INFORMATION PROVIDED:
***

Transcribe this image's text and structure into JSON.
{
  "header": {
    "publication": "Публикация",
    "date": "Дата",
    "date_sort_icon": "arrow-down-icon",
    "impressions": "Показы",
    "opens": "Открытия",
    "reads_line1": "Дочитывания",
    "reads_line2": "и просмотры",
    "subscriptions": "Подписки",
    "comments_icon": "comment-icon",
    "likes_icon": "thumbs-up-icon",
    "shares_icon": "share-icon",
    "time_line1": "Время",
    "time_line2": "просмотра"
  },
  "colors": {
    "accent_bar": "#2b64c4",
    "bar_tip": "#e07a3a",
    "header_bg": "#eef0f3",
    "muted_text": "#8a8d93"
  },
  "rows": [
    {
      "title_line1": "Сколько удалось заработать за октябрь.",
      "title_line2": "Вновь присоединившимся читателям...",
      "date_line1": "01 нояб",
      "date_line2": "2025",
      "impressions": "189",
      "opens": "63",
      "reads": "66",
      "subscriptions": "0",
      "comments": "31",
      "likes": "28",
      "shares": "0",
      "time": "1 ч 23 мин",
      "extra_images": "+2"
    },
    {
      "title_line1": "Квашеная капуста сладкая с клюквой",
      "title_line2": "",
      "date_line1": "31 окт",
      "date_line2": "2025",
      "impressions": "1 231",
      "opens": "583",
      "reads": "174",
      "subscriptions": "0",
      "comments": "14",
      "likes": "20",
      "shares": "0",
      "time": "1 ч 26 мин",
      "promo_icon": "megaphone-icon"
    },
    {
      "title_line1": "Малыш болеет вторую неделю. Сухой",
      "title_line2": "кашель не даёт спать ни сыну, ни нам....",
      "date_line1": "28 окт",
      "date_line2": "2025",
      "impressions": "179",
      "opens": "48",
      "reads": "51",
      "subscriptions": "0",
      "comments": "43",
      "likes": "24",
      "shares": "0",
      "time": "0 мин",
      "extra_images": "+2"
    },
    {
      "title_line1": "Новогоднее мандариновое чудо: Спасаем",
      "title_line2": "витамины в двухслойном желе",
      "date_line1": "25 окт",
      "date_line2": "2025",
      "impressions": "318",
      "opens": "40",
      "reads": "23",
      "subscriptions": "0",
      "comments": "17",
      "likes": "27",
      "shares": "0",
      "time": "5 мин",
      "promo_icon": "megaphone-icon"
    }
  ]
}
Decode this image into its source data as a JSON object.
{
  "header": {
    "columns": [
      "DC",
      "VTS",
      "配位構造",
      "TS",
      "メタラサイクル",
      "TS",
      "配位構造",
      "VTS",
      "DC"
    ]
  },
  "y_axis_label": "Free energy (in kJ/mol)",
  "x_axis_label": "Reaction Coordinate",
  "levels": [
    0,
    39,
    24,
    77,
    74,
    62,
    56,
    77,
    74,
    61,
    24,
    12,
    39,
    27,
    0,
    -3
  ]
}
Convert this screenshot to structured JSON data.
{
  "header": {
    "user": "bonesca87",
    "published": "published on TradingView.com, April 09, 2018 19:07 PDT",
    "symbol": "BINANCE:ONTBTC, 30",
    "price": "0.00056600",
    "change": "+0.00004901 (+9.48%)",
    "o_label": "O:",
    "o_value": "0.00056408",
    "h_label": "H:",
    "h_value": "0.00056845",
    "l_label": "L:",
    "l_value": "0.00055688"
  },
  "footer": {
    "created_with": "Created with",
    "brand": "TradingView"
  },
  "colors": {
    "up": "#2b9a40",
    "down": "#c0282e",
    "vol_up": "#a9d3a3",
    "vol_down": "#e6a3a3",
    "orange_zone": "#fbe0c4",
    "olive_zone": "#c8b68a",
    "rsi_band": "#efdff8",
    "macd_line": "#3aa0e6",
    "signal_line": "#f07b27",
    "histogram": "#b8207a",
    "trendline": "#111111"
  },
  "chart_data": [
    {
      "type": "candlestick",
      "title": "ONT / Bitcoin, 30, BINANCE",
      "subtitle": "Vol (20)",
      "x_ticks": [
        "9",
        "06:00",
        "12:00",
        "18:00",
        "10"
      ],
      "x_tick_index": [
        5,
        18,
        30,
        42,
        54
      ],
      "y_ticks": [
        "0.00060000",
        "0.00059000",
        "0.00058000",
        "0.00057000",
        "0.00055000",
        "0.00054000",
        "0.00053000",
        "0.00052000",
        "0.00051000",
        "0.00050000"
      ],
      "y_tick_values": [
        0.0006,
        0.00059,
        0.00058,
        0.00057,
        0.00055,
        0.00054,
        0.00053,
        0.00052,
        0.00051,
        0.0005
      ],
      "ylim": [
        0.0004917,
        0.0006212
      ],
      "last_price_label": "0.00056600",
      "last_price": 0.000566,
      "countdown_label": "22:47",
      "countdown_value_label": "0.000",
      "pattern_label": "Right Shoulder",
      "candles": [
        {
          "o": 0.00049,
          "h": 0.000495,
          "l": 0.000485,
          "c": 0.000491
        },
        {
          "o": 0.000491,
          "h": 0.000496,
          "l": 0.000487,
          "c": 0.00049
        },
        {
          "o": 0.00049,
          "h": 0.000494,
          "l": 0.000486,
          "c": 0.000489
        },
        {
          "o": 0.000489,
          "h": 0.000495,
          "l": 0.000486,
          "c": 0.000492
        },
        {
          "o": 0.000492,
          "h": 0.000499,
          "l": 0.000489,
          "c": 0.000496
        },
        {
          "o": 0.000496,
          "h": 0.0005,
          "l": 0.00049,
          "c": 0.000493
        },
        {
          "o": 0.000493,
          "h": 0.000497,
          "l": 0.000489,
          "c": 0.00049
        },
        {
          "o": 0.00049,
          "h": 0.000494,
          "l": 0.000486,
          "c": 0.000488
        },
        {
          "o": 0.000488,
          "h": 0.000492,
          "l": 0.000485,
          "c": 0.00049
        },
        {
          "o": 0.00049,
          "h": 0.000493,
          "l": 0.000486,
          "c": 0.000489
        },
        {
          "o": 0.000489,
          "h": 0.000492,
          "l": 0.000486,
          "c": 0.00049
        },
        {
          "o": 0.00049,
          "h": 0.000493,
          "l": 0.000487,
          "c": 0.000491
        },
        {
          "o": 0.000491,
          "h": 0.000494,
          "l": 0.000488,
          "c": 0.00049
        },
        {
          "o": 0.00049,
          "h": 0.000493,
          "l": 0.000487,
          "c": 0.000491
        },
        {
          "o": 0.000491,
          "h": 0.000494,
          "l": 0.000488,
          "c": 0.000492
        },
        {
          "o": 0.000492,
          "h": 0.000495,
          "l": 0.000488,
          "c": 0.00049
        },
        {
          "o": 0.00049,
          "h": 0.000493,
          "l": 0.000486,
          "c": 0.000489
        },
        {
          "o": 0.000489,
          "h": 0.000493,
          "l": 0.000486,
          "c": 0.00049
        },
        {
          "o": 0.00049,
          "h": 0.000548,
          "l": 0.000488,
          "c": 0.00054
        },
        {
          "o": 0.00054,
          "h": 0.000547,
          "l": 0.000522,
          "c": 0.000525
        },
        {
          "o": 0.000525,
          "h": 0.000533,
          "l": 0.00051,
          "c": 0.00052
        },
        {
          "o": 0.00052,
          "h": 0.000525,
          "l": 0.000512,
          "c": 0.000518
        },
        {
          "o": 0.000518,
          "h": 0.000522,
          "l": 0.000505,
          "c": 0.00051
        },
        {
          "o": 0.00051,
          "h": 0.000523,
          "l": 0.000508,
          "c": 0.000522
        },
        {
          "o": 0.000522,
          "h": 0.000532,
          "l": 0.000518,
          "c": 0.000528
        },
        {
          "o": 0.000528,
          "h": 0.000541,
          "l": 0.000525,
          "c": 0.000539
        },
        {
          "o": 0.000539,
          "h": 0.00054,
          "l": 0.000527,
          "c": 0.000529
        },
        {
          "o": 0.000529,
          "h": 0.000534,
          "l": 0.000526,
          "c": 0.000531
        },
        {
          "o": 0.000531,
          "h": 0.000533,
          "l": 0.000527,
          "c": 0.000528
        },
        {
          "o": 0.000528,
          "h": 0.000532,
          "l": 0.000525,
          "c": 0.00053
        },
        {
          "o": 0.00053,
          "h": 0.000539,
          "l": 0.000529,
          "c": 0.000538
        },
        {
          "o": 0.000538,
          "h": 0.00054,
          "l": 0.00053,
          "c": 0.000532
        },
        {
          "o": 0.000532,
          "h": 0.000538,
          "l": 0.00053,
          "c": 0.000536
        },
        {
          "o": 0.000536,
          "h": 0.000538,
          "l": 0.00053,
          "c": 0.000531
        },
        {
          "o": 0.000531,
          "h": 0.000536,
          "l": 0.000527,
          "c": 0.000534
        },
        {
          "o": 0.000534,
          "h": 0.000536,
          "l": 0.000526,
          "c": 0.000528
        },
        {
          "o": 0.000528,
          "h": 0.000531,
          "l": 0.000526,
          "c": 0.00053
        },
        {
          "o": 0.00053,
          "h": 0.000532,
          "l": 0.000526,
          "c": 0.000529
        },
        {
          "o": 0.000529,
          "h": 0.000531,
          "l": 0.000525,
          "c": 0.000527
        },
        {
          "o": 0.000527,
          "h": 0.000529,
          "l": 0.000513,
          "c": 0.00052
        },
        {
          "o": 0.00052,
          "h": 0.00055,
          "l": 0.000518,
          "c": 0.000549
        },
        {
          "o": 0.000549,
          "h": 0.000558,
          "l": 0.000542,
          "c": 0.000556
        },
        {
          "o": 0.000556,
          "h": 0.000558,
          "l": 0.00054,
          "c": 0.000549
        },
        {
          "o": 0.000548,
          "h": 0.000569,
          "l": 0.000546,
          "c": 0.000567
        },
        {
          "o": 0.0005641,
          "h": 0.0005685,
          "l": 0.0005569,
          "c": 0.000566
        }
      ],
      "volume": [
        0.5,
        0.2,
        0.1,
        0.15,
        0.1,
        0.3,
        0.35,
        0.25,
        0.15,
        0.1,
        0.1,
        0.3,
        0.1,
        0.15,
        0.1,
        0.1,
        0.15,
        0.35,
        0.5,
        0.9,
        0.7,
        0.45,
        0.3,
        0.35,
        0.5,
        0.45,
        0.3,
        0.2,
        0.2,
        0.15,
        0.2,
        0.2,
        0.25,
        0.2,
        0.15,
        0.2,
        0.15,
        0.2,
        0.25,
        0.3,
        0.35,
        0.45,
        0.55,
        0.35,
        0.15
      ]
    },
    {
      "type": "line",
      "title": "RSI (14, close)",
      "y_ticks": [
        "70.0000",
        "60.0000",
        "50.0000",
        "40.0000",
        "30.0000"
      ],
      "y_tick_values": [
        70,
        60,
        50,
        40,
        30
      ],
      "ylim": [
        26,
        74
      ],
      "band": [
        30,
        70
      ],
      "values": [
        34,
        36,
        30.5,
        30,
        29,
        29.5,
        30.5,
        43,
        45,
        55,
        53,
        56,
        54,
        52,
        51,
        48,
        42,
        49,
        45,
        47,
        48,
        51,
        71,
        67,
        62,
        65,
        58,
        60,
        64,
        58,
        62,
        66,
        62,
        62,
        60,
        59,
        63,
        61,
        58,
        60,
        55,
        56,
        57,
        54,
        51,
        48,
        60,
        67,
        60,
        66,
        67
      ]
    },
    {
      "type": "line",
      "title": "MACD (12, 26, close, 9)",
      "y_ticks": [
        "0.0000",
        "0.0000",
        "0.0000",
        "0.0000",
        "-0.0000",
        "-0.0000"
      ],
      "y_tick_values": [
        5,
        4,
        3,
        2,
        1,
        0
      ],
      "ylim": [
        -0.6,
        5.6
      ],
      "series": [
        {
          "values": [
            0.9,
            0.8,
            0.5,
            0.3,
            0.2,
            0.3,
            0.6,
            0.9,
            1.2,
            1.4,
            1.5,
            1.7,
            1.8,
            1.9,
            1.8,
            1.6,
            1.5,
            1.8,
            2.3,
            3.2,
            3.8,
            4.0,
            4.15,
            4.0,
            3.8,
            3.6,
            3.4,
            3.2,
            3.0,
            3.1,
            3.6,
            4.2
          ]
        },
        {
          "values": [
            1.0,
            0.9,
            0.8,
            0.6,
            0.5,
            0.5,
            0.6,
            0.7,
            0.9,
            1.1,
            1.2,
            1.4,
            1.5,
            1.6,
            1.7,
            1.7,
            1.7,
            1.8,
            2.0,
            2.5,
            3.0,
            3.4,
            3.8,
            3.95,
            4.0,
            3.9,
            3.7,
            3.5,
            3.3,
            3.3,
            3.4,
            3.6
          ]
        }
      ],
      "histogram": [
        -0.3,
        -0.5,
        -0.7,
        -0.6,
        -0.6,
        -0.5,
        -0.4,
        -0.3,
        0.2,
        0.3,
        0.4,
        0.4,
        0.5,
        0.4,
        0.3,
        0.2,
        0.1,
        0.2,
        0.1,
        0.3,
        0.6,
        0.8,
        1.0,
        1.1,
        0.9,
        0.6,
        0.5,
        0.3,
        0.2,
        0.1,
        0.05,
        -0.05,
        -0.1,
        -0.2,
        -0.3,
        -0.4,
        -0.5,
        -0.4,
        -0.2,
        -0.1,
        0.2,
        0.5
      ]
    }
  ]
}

***

TASK:
Show the lines of the data that hold the word "close".

RESPONSE TO THIS TASK:
      "title": "RSI (14, close)",
      "title": "MACD (12, 26, close, 9)",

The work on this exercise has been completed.